> **Task brief**:
Look below and pull out each line with the word "времени".

> **Material**:
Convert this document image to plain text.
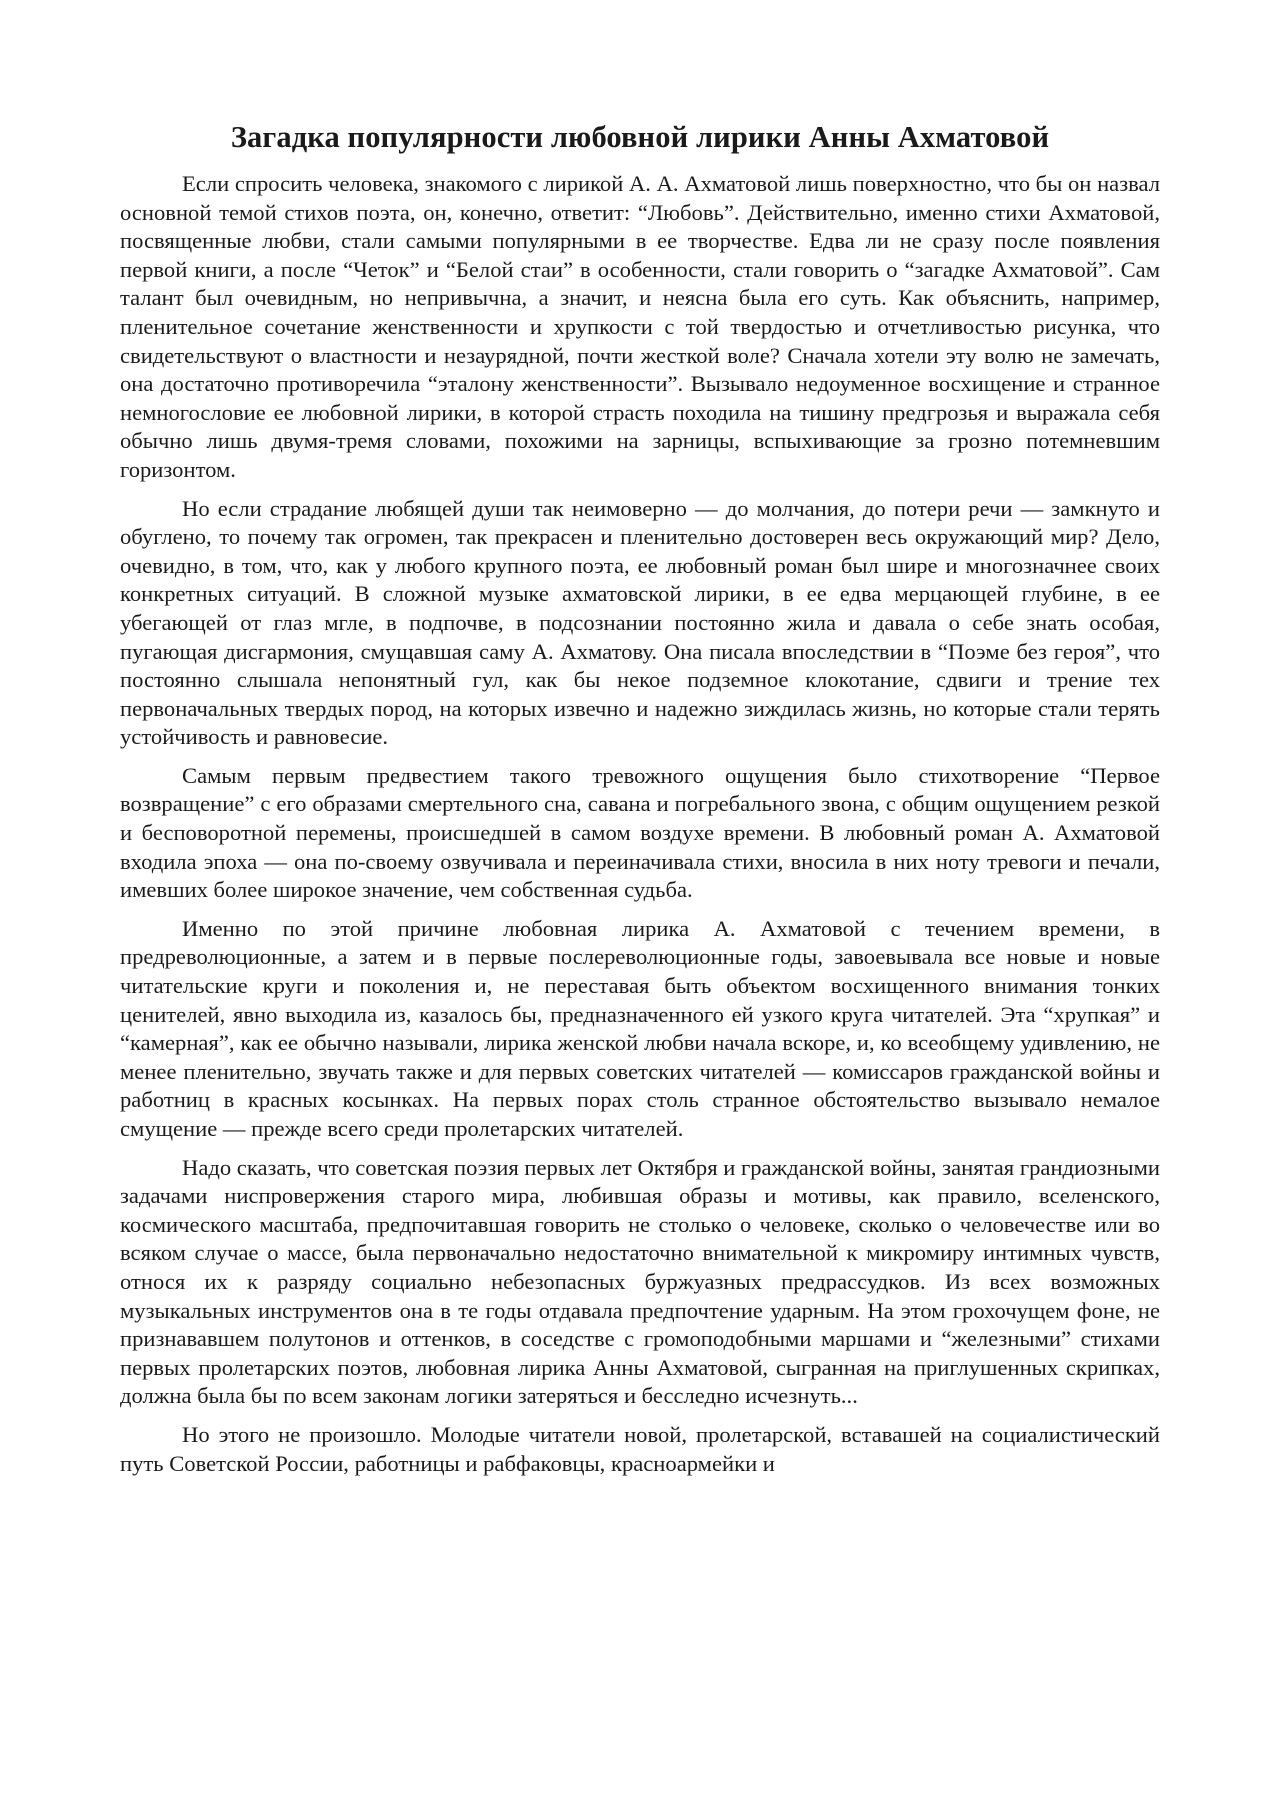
Загадка популярности любовной лирики Анны Ахматовой

Если спросить человека, знакомого с лирикой А. А. Ахматовой лишь поверхностно, что бы он назвал основной темой стихов поэта, он, конечно, ответит: “Любовь”. Действительно, именно стихи Ахматовой, посвященные любви, стали самыми популярными в ее творчестве. Едва ли не сразу после появления первой книги, а после “Четок” и “Белой стаи” в особенности, стали говорить о “загадке Ахматовой”. Сам талант был очевидным, но непривычна, а значит, и неясна была его суть. Как объяснить, например, пленительное сочетание женственности и хрупкости с той твердостью и отчетливостью рисунка, что свидетельствуют о властности и незаурядной, почти жесткой воле? Сначала хотели эту волю не замечать, она достаточно противоречила “эталону женственности”. Вызывало недоуменное восхищение и странное немногословие ее любовной лирики, в которой страсть походила на тишину предгрозья и выражала себя обычно лишь двумя-тремя словами, похожими на зарницы, вспыхивающие за грозно потемневшим горизонтом.

Но если страдание любящей души так неимоверно — до молчания, до потери речи — замкнуто и обуглено, то почему так огромен, так прекрасен и пленительно достоверен весь окружающий мир? Дело, очевидно, в том, что, как у любого крупного поэта, ее любовный роман был шире и многозначнее своих конкретных ситуаций. В сложной музыке ахматовской лирики, в ее едва мерцающей глубине, в ее убегающей от глаз мгле, в подпочве, в подсознании постоянно жила и давала о себе знать особая, пугающая дисгармония, смущавшая саму А. Ахматову. Она писала впоследствии в “Поэме без героя”, что постоянно слышала непонятный гул, как бы некое подземное клокотание, сдвиги и трение тех первоначальных твердых пород, на которых извечно и надежно зиждилась жизнь, но которые стали терять устойчивость и равновесие.

Самым первым предвестием такого тревожного ощущения было стихотворение “Первое возвращение” с его образами смертельного сна, савана и погребального звона, с общим ощущением резкой и бесповоротной перемены, происшедшей в самом воздухе времени. В любовный роман А. Ахматовой входила эпоха — она по-своему озвучивала и переиначивала стихи, вносила в них ноту тревоги и печали, имевших более широкое значение, чем собственная судьба.

Именно по этой причине любовная лирика А. Ахматовой с течением времени, в предреволюционные, а затем и в первые послереволюционные годы, завоевывала все новые и новые читательские круги и поколения и, не переставая быть объектом восхищенного внимания тонких ценителей, явно выходила из, казалось бы, предназначенного ей узкого круга читателей. Эта “хрупкая” и “камерная”, как ее обычно называли, лирика женской любви начала вскоре, и, ко всеобщему удивлению, не менее пленительно, звучать также и для первых советских читателей — комиссаров гражданской войны и работниц в красных косынках. На первых порах столь странное обстоятельство вызывало немалое смущение — прежде всего среди пролетарских читателей.

Надо сказать, что советская поэзия первых лет Октября и гражданской войны, занятая грандиозными задачами ниспровержения старого мира, любившая образы и мотивы, как правило, вселенского, космического масштаба, предпочитавшая говорить не столько о человеке, сколько о человечестве или во всяком случае о массе, была первоначально недостаточно внимательной к микромиру интимных чувств, относя их к разряду социально небезопасных буржуазных предрассудков. Из всех возможных музыкальных инструментов она в те годы отдавала предпочтение ударным. На этом грохочущем фоне, не признававшем полутонов и оттенков, в соседстве с громоподобными маршами и “железными” стихами первых пролетарских поэтов, любовная лирика Анны Ахматовой, сыгранная на приглушенных скрипках, должна была бы по всем законам логики затеряться и бесследно исчезнуть...

Но этого не произошло. Молодые читатели новой, пролетарской, вставашей на социалистический путь Советской России, работницы и рабфаковцы, красноармейки и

> **Exercise response**:
Самым первым предвестием такого тревожного ощущения было стихотворение “Первое возвращение” с его образами смертельного сна, савана и погребального звона, с общим ощущением резкой и бесповоротной перемены, происшедшей в самом воздухе времени. В любовный роман А. Ахматовой входила эпоха — она по-своему озвучивала и переиначивала стихи, вносила в них ноту тревоги и печали, имевших более широкое значение, чем собственная судьба.
Именно по этой причине любовная лирика А. Ахматовой с течением времени, в предреволюционные, а затем и в первые послереволюционные годы, завоевывала все новые и новые читательские круги и поколения и, не переставая быть объектом восхищенного внимания тонких ценителей, явно выходила из, казалось бы, предназначенного ей узкого круга читателей. Эта “хрупкая” и “камерная”, как ее обычно называли, лирика женской любви начала вскоре, и, ко всеобщему удивлению, не менее пленительно, звучать также и для первых советских читателей — комиссаров гражданской войны и работниц в красных косынках. На первых порах столь странное обстоятельство вызывало немалое смущение — прежде всего среди пролетарских читателей.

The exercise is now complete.